As mentioned above, the fluid may also be collected and filtered
from fluid surrounding the in situ enhancement tool 301.
[0065] The intake coupling 311 can be milled from steel to provide
an internal flow path from the ports 402 to the hose 310. However,
other materials can be used, such as durable, pressure resistant
plastics or ceramics. The hose 310 can be coupled to the intake
coupling 311 using a threaded connector 320, or generally any
connector known in the art. The hose 310 can be a high-pressure
hydraulic hose capable of sustaining high pressures. Before the
hose 310 extends from the opening 313, however, the pressure inside
of the hose 310 is the same as the pressure within the fluid
chamber 304a. Therefore, for the section of hose 310 that remains
within the fluid chamber 304a, there is a no significant pressure
differential between the volumes inside of the hose (e.g., arrows
404) and outside of the hose 310 (e.g., arrows 403).
[0066] As the piston 308 strokes, the fluid is forced through the
hose 310 and out of the nozzle 314. FIGS. 5A-5D illustrate
embodiments of the hose 310 and the nozzle 314. The nozzle 314 can
be connected to the hose 310 by a threaded connection 501, as shown
in FIG. 5C for example. The nozzle 314 comprises a leading edge
314b and a trailing edge 314c, which are illustrated in FIGS. 5B
and 5C, respectively. FIG. 5D illustrates a perspective view of
nozzle 314. Both leading edge 314b and trailing edge 314c include
orifices 502 for discharging jets of fluid which are shown in FIGS.
5B, 5C, and 5D.
[0067] FIG. 6 illustrates how the nozzle 314 drills a lateral bore
600. Fluid 601 jetting out of the orifices on the leading edge of
the nozzle 314 can drill into the formation 602 (or into the
cemented annulus) while fluid 603 jetting out of the trailing edge
helps propel the nozzle forward. The total number of orifices, the
placement of the orifices, the sizes of the orifices and the ratio
of numbers of orifices on the leading edge and the trailing edge
can be sized to control the pressure (choke) of the fluid, the
forward travel rate of the nozzle, and the cutting or perforating
penetration of the nozzle. In certain embodiments of the nozzle
314, there are between 1 to about 6 orifices on the leading edge
and between about 3 to about 12 orifices on the trailing edge. The
orifices 502, in certain embodiments, may be about 0.07 millimeters
(0.0028 inches) to about 1.5 millimeters (0.059 inches) in
diameter. In other embodiments, the orifices 502 may include other
sizes or shapes, including oval, square, rectangular, or other
shapes to form a jet for fracturing the formation. While the nozzle
314 illustrated in the embodiments of FIGS. 5A-D and FIG. 6 is
cylindrical, the nozzle 314 may have a different shape, such as
conical or spherical, and may include orifices 502 formed on other
sides and/or faces of the nozzle 314.

___

__WRITTEN TASKS__:
A) In the passage on the hose and jetting nozzle, what material can the intake coupling 311 be milled from?
B) From the passage on the hose and jetting nozzle, set down the text between "[0066] As the" and "shown in FIGS.", inclusive, without any changes.
C) Resume the passage on the hose and jetting nozzle, picking up right after its final sentence.

__ITEMS__:

___

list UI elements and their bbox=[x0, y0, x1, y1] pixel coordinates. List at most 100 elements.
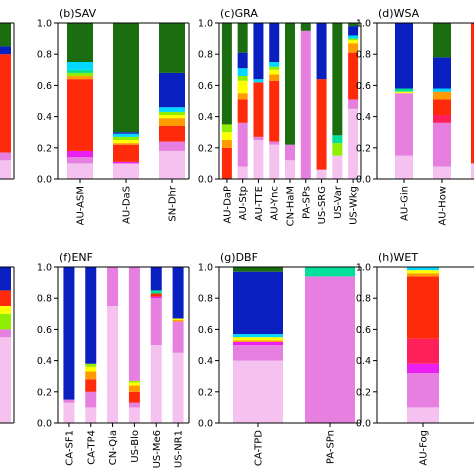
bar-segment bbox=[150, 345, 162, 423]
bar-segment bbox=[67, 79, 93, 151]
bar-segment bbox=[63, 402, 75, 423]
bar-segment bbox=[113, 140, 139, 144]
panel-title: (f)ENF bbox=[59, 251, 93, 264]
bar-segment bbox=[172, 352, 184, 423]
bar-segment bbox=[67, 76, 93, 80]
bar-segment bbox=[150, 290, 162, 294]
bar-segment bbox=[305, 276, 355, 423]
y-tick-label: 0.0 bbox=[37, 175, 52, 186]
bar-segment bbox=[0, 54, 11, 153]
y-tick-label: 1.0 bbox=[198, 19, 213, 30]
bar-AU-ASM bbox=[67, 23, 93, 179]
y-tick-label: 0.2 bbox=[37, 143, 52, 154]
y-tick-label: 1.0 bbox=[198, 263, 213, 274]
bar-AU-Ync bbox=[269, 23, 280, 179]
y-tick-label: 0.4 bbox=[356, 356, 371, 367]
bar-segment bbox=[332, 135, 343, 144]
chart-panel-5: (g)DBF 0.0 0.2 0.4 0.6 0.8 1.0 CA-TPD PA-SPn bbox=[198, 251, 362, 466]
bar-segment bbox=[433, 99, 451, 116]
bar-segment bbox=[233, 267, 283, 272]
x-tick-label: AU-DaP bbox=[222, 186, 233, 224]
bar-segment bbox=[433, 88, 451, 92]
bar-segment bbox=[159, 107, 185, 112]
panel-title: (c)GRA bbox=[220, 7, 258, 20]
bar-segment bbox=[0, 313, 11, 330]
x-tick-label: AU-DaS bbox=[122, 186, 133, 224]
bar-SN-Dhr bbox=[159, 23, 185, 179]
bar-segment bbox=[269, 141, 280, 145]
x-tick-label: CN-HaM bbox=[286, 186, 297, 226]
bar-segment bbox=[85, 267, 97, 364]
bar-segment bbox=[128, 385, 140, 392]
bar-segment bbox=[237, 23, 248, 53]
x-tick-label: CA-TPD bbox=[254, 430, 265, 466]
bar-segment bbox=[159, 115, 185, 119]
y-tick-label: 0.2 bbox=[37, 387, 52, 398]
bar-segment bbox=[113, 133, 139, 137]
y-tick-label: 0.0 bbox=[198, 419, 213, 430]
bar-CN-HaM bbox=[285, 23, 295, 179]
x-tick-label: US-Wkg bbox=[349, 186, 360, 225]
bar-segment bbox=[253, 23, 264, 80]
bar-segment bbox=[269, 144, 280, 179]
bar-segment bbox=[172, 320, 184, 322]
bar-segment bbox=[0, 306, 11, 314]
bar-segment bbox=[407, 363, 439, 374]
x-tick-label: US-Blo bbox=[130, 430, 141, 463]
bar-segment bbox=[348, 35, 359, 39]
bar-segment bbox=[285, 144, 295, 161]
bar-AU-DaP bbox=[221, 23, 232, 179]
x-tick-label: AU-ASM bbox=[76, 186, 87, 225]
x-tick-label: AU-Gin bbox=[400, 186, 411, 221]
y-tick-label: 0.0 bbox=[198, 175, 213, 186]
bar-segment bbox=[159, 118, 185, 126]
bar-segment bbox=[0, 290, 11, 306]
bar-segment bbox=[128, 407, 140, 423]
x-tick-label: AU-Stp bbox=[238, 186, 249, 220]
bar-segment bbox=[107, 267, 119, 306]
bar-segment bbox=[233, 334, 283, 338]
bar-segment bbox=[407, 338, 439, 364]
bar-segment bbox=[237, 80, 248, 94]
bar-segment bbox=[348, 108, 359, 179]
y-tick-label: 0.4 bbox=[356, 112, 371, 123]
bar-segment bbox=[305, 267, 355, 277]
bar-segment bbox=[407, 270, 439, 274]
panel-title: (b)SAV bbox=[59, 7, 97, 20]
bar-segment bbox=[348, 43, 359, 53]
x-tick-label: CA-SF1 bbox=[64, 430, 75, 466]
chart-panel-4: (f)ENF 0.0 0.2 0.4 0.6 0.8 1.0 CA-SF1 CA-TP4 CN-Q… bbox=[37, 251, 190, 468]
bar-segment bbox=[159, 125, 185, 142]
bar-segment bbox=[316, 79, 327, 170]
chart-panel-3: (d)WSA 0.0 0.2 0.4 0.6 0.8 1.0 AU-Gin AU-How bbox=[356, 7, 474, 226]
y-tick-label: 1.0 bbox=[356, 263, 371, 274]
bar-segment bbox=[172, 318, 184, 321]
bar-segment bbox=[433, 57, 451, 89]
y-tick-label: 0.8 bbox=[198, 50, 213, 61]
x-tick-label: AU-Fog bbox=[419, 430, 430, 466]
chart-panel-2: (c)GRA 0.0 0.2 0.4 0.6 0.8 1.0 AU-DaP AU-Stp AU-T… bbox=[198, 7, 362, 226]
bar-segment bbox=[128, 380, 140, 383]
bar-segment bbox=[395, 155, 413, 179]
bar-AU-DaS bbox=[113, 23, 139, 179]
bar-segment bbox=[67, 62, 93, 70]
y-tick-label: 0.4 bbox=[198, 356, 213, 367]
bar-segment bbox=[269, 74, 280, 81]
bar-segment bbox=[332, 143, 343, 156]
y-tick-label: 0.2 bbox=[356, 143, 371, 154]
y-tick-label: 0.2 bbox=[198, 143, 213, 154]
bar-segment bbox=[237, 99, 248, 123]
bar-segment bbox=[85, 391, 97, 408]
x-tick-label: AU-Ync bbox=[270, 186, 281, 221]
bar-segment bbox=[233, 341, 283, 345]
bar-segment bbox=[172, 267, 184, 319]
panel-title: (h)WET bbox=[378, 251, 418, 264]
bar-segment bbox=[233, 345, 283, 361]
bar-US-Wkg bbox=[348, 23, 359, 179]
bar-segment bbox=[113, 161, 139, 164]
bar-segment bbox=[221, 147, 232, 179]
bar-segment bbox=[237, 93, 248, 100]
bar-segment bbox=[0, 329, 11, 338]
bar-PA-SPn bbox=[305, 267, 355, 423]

___

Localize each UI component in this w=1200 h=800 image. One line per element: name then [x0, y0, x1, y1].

___

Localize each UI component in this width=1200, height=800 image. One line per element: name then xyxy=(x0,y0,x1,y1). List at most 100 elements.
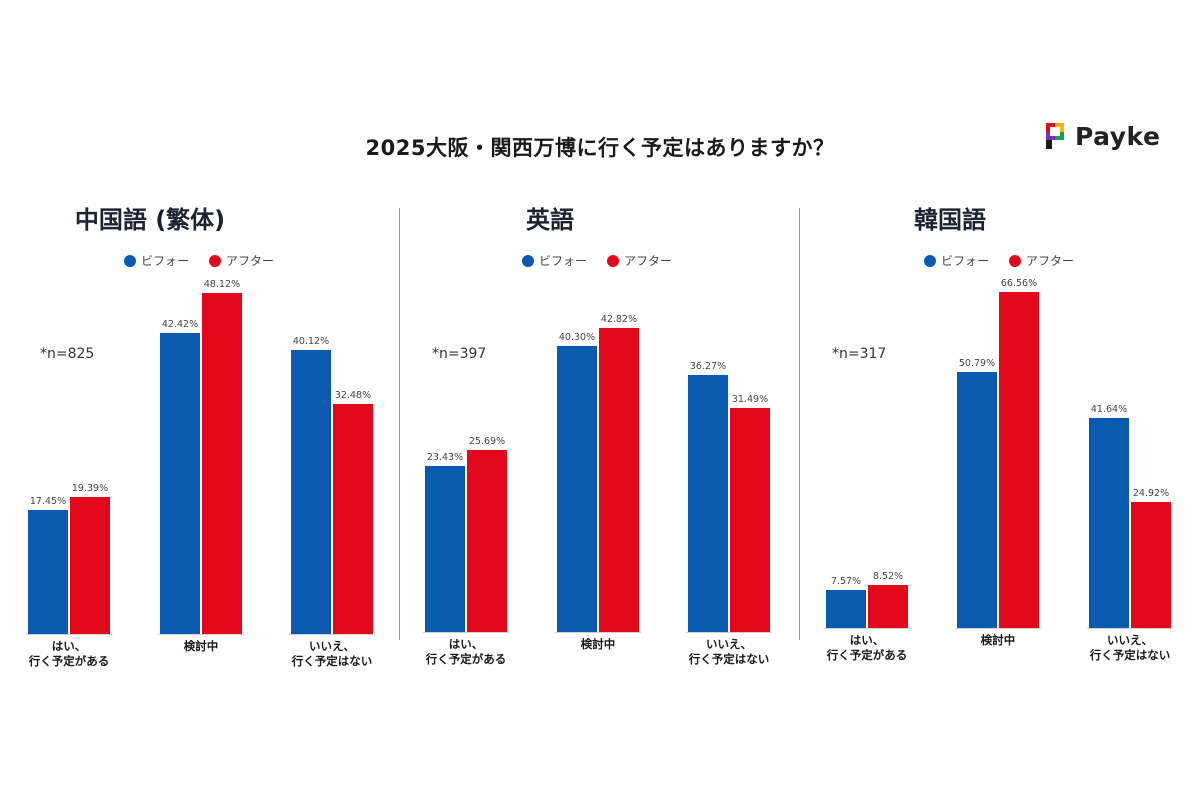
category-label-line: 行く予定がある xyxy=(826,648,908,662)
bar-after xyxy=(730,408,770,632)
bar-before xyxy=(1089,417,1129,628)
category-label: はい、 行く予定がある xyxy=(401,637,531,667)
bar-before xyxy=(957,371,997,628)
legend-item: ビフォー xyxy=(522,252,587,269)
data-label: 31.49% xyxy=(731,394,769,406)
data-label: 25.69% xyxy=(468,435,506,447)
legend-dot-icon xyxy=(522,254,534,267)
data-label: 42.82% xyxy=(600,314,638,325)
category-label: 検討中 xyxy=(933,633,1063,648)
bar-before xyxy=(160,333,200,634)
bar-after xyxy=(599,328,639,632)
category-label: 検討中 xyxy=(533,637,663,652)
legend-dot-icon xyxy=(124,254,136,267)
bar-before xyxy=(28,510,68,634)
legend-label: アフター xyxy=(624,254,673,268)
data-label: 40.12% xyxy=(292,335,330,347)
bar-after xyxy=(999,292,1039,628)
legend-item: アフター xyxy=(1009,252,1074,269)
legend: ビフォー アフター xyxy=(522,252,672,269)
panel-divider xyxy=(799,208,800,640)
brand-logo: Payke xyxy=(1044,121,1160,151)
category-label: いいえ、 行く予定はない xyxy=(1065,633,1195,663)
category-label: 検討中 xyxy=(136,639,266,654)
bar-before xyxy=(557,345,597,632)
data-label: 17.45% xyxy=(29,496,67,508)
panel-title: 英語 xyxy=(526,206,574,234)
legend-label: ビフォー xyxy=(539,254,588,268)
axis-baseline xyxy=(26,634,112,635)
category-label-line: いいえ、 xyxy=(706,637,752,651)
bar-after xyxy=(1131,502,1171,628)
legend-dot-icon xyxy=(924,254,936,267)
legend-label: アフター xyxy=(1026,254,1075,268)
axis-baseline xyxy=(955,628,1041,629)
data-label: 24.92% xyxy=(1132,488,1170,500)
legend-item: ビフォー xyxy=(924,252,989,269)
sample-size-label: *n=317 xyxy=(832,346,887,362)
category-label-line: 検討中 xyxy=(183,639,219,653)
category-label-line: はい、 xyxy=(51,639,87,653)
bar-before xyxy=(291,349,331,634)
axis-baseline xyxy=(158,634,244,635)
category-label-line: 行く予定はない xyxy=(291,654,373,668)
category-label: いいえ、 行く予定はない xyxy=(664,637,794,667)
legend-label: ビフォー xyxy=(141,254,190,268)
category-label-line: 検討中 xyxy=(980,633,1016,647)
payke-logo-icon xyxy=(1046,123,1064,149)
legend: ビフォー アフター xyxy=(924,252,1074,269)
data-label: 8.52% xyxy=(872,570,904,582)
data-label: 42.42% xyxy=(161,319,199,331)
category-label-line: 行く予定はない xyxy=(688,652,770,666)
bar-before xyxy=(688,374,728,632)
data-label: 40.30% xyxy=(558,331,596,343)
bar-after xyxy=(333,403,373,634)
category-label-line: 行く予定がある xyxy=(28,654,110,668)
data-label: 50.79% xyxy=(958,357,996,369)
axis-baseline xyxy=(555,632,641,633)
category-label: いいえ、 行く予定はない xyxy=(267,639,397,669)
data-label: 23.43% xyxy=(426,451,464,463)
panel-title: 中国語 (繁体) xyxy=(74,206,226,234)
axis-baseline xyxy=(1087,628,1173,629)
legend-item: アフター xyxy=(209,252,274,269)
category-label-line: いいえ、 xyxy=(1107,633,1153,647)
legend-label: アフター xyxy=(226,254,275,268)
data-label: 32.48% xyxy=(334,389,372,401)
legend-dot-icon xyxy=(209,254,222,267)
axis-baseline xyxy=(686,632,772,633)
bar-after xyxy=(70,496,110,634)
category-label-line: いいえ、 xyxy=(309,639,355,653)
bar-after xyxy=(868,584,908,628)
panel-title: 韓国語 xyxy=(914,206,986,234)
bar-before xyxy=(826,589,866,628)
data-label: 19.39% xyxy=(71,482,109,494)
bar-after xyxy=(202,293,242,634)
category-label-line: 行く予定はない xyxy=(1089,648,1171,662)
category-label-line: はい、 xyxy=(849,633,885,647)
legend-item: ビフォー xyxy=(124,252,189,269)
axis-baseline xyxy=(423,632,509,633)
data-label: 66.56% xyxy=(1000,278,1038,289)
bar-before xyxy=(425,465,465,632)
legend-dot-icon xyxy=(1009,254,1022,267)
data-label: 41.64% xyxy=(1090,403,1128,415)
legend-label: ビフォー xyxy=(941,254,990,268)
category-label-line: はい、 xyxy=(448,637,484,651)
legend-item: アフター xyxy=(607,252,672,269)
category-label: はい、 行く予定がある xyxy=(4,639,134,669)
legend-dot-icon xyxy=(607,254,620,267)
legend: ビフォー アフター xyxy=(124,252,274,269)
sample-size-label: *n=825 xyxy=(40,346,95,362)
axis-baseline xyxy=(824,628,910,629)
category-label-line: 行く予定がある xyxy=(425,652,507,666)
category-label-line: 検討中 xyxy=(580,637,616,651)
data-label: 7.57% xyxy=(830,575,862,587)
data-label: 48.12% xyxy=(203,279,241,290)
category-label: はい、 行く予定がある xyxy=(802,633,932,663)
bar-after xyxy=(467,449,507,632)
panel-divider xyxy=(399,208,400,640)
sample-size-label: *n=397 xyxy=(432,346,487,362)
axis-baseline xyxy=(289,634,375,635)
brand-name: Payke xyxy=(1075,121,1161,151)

___

__RESPONSE LIST__:
A) Steel.

B)
[0066] As the piston 308 strokes, the fluid is forced through the
hose 310 and out of the nozzle 314. FIGS. 5A-5D illustrate
embodiments of the hose 310 and the nozzle 314. The nozzle 314 can
be connected to the hose 310 by a threaded connection 501, as shown
in FIG. 5C for example. The nozzle 314 comprises a leading edge
314b and a trailing edge 314c, which are illustrated in FIGS. 5B
and 5C, respectively. FIG. 5D illustrates a perspective view of
nozzle 314. Both leading edge 314b and trailing edge 314c include
orifices 502 for discharging jets of fluid which are shown in FIGS.

C)
[0068] Once the hose 312 has been fully extended into the
formation, the gas expansion chamber 304b (FIG. 4) will typically
still contain an amount of highly pressurized gas that needs to be
bled out of the chamber before returning the in situ formation
enhancement tool 300 to the surface. According to some embodiments,
the residual high-pressure gas can be vented into the lateral bore,
generating a high-energy pulse that stimulates the formation. One
configuration for venting the high-pressure gas is illustrated in
FIG. 7. As the piston 308 moves within the chamber 304b, o-rings
308a form a gas-tight seal between the piston 308 and the inside
diameter (I.D.) of chamber 304b. To vent the gas, the tool body 304
can include a section 304c having an enlarged I.D. so that, when
the piston is within that section, the o-rings no longer form a
gas-tight seal. So as the intake assembly 311 comes to rest at the
bottom of section 304c, pressurized gas within the gas expansion
chamber 304b can pass into the section 304c via an interface 701
between the piston and the I.D. of the tool body 304. Then, the
pressurized gas can escape from the section 304c via the intake
coupling ports 402, and the pressurized gas can escape into the
formation via the hose 310.
[0069] FIG. 8 illustrates an additional embodiment of a
configuration for venting high-pressure gas from within the chamber
304b. According to that embodiment, the piston 308 is configured
with a plug valve 801. The plug valve 801 is closed while the
piston is stroking, isolating the gas-generation chamber 304b from
the fluid chamber 304c. As the piston 308 strokes, however, a
bottom portion 801a of the plug valve 801 contacts the bottom of
the fluid chamber 304c (indicated by the dashed line). The contact
forces the plug member 801b out of the orifice 801c, thereby
opening the plug valve 801. When the plug valve 801 opens,
pressurized gas within the gas-generation chamber 304b can pass
into the fluid chamber 304c. The pressurized gas can then escape
into the formation via intake coupling ports 402 and the hose 310.
Other valve types known in the art may also be capable of opening
when the piston completes its stroke. Moreover, multiple valves may
be used on a single piston 308.
[0070] Venting the pressurized gas is a safety precaution; a highly
pressurized container could be dangerous to open at the surface.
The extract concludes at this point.